GOAL. Word for word, restate every line of the material.

#####

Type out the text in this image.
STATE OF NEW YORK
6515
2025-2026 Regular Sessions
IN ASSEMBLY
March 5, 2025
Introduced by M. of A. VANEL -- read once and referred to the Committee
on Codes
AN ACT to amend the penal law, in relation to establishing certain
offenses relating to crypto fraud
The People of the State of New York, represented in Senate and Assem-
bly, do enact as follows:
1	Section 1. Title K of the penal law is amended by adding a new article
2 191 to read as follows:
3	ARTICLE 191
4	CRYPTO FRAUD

#####

CORRECT ANSWER.
Type out the text in this image.
STATE OF NEW YORK
6515
2025-2026 Regular Sessions
IN ASSEMBLY
March 5, 2025
Introduced by M. of A. VANEL -- read once and referred to the Committee
on Codes
AN ACT to amend the penal law, in relation to establishing certain
offenses relating to crypto fraud
The People of the State of New York, represented in Senate and Assem-
bly, do enact as follows:
1	Section 1. Title K of the penal law is amended by adding a new article
2 191 to read as follows:
3	ARTICLE 191
4	CRYPTO FRAUD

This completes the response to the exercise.